Aim: What follows is a set of records, each of which is to be written out exactly.

>> start

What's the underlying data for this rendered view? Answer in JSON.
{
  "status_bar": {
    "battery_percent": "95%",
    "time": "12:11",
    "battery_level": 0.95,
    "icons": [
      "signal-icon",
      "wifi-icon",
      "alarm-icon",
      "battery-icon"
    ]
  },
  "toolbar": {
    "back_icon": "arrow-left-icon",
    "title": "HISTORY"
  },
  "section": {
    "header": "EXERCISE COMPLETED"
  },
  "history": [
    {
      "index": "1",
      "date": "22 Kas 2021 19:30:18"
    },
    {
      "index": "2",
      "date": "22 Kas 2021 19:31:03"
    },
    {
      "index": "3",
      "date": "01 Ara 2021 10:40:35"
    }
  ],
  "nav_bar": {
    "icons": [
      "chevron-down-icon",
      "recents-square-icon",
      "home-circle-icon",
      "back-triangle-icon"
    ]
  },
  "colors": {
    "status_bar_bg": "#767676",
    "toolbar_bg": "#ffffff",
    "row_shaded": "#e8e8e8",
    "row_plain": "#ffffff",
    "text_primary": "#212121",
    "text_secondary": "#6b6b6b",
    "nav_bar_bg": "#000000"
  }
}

>> end

Exercise response:
What's the underlying data for this rendered view? Answer in JSON.
{
  "status_bar": {
    "battery_percent": "95%",
    "time": "12:11",
    "battery_level": 0.95,
    "icons": [
      "signal-icon",
      "wifi-icon",
      "alarm-icon",
      "battery-icon"
    ]
  },
  "toolbar": {
    "back_icon": "arrow-left-icon",
    "title": "HISTORY"
  },
  "section": {
    "header": "EXERCISE COMPLETED"
  },
  "history": [
    {
      "index": "1",
      "date": "22 Kas 2021 19:30:18"
    },
    {
      "index": "2",
      "date": "22 Kas 2021 19:31:03"
    },
    {
      "index": "3",
      "date": "01 Ara 2021 10:40:35"
    }
  ],
  "nav_bar": {
    "icons": [
      "chevron-down-icon",
      "recents-square-icon",
      "home-circle-icon",
      "back-triangle-icon"
    ]
  },
  "colors": {
    "status_bar_bg": "#767676",
    "toolbar_bg": "#ffffff",
    "row_shaded": "#e8e8e8",
    "row_plain": "#ffffff",
    "text_primary": "#212121",
    "text_secondary": "#6b6b6b",
    "nav_bar_bg": "#000000"
  }
}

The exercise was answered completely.